◆ **WHAT TO WORK ON**:
(a) In the email on DFDL annotations, why is the ascl:binaryIntegerFormat example placed in a different namespace? Answer in one to three sentences.
(b) According to the email on DFDL annotations, the dfdl:dataFormat element is the head of what?
(c) Continue the email on DFDL annotations, starting right after its final sentence.

◆ **PASSAGE**:
%%
Sorry for missing our call today, and thanks to everyone for the rapid feedback on the non-native attributes approach. I think there's a consensus here that non-native attributes are going too far, and that if we can just make the appinfo annotations a bit more dense we'll be happy. So , for now, we're not going to do non-native attributes in our DFDL prototype, I'll make a note about the possiblility in an appendix of the doc though. None of the tools I have will validate them, and that's a big drawback. Right now, our prototype handles small examples with annotations that look like this: <xs:element name="foo" type="xs:int"> <xs:annotation> <xs:appinfo source="http://dataformat.org/"> <dfdl:dataFormat byteOrder="bigEndian" charset="UTF-8"> <!-- some properties are attributes --> <dfdl:separator>,</dfdl:separator> <!-- other properties are elements --> </dfdl:dataFormat> </xs:appinfo> </xs:annotation> </xs:element> Note that if you use appinfo annotations then you don't need namespace qualification on the attribute names. We also allow for "extension" declarations in that the dfdl:dataFormat element is the head of a XSD substitution group, So you can also define an extension like ascl:binaryIntegerFormat below: <xs:element name="foo" type="xs:int"> <xs:annotation> <xs:appinfo source="http://dataformat.org/"> <ascl:binaryIntegerFormat byteOrder="bigEndian"/> </xs:appinfo> </xs:annotation> </xs:element> The ascl:binaryIntegerFormat is a narrowing. It doesn't allow any properties to be specified that don't make sense for a binary integer. It's in a different namespace to illustrate that these could be defined by a DFDL user in their DFDL schema, not just by the dfdl implementation itself. The basic dfdl:dataFormat element allows any and all representation properties. Whether we supply standard library elements which are narrowings of it, or let those be defined by end-users is something we can discuss. This all comes for free by just using XSD properly. It adds almost nothing to the implementation. ...mikeb
-----Original Message----- From: owner-dfdl-wg@ggf.org [mailto:owner-dfdl-wg@ggf.org] On Behalf Of Steve Hanson Sent: Wednesday, March 02, 2005 1:08 PM To: Myers, James D Cc: dfdl-wg@gridforum.org; owner-dfdl-wg@ggf.org Subject: RE: [dfdl-wg] alternate syntax for DFDL annotations
I can't say I am over keen on this, because - you will end up with odd rules where some properties can be attributes and some can't, which will confuse users. - you have to invent errors and/or overide behaviour when you get a clash between attribute and annotation - (minor) it makes the job of any software that instantiates a dfdl memory model harder
If we do adopt this then #2 is preferable.
%%
◆ **EXTRACTED RECORDS**:
%%
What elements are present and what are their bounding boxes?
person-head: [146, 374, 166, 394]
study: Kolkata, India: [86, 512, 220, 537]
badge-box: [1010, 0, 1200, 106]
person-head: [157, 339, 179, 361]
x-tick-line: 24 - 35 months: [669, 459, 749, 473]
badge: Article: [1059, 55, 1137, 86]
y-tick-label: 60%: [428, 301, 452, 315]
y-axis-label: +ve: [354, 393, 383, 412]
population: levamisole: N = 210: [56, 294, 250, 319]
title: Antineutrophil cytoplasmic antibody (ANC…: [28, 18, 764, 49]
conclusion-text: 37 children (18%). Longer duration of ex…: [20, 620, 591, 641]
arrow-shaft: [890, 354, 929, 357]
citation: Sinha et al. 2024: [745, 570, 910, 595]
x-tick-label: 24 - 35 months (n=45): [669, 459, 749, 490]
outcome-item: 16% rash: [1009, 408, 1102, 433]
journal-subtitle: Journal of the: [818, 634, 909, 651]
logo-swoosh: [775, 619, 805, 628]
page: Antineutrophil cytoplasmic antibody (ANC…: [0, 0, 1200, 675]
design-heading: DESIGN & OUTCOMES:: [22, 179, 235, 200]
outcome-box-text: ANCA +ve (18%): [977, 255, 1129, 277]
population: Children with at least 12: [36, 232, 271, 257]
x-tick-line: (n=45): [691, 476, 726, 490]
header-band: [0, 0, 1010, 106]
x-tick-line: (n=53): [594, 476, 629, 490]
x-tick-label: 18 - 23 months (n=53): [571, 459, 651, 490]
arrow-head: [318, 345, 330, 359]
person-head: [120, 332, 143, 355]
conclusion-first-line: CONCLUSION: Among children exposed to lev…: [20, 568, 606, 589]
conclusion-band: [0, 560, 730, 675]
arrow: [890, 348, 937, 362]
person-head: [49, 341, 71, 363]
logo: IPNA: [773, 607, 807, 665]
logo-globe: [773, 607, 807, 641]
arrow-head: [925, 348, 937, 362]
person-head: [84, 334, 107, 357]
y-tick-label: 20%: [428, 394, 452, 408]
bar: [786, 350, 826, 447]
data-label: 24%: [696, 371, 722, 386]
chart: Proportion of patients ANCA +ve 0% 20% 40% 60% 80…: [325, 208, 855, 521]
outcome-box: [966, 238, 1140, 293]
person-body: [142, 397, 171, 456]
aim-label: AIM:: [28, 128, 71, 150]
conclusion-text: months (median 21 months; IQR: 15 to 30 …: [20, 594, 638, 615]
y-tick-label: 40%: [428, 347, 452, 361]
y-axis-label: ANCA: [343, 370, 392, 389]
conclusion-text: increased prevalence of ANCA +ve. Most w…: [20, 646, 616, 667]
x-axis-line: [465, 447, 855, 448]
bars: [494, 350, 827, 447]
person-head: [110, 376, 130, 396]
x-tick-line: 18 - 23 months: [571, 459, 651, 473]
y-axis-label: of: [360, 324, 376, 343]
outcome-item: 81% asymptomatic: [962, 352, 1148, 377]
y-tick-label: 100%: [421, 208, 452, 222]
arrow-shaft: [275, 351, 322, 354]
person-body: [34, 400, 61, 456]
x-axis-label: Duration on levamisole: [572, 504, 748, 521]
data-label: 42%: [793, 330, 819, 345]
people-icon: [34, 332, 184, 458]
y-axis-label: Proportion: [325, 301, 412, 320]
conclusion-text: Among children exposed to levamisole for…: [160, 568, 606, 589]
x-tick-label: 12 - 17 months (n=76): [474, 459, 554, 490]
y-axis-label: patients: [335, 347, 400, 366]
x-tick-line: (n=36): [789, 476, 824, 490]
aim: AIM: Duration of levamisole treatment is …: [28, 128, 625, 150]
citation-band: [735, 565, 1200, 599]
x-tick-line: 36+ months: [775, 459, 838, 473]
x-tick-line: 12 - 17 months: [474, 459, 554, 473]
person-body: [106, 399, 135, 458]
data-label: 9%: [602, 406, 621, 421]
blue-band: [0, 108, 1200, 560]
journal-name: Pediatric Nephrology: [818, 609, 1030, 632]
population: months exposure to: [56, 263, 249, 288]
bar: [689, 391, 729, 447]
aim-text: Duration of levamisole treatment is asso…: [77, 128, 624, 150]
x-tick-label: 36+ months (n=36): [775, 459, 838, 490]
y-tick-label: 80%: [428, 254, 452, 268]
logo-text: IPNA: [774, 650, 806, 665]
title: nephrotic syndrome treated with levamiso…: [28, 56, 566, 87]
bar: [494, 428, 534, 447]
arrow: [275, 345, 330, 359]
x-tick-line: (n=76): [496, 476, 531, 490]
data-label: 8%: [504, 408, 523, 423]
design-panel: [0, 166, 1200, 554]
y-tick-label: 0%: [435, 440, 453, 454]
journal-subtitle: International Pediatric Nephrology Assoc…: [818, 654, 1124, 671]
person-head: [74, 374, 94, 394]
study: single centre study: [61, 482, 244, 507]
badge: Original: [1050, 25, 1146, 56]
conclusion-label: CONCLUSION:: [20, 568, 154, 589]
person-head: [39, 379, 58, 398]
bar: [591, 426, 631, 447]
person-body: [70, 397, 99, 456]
%%
◆ **TASK-BY-TASK RESULTS**:
(a) It sits in a different namespace to show that narrowed extensions like this one could be defined by DFDL users in their own DFDL schemas, not only by the DFDL implementation itself.

(b) It is the head of an XSD substitution group.

(c)
Regards, Steve
Steve Hanson WebSphere Business Integration Brokers, IBM Hursley, England Internet: smh@uk.ibm.com Phone (+44)/(0) 1962-815848
"Myers, James D"
<jim.myers@pnl.go
v> To Sent by: dfdl-wg@gridforum.org
owner-dfdl-wg@ggf cc .org
Subject RE: [dfdl-wg] alternate syntax for 02/03/2005 17:35 DFDL annotations
I agree - I think I like #2. I know at one point in the past we had complaints when we tried to use attributes with namespaces - it may just have been that parsers weren't dealing with them correctly early on. Whatever it was, option 2 would provide a work around as well as helping us keep a single 'canonical' form for DFDL.
Jim
-----Original Message----- From: owner-dfdl-wg@ggf.org [mailto:owner-dfdl-wg@ggf.org] On Behalf Of Martin Westhead Sent: Wednesday, March 02, 2005 12:16 PM To: Mike Beckerle Cc: dfdl-wg@gridforum.org Subject: Re: [dfdl-wg] alternate syntax for DFDL annotations
Hi Mike,
This is interesting I wasn't aware you could do this. My concern would be if it turned out the schema tools couldn't handle it but I tried XML Spy which seems to just ignore the extra annotations.
So I'd be happy to use them. As you point out we will need both these and annotations so we are left with a choice. Either we:
1. Specify some (most) dfdl additions in this non-native attribute form and use annotations when required or
2. We specify everything as annotations but allow this form as a systematic short hand.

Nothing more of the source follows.